Verbatim output of all the material below is required.
DATA SECTION start
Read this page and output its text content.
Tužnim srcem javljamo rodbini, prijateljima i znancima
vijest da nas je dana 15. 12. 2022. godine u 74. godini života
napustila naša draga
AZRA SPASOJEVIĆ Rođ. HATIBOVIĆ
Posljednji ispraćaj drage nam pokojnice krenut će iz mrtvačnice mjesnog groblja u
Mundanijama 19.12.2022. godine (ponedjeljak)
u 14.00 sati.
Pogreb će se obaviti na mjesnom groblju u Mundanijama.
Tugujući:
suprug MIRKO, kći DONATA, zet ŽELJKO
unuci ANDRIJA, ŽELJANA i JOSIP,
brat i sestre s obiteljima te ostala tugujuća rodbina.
DATA SECTION end
### RESULT:
Read this page and output its text content.
Tužnim srcem javljamo rodbini, prijateljima i znancima
vijest da nas je dana 15. 12. 2022. godine u 74. godini života
napustila naša draga
AZRA SPASOJEVIĆ Rođ. HATIBOVIĆ
Posljednji ispraćaj drage nam pokojnice krenut će iz mrtvačnice mjesnog groblja u
Mundanijama 19.12.2022. godine (ponedjeljak)
u 14.00 sati.
Pogreb će se obaviti na mjesnom groblju u Mundanijama.
Tugujući:
suprug MIRKO, kći DONATA, zet ŽELJKO
unuci ANDRIJA, ŽELJANA i JOSIP,
brat i sestre s obiteljima te ostala tugujuća rodbina.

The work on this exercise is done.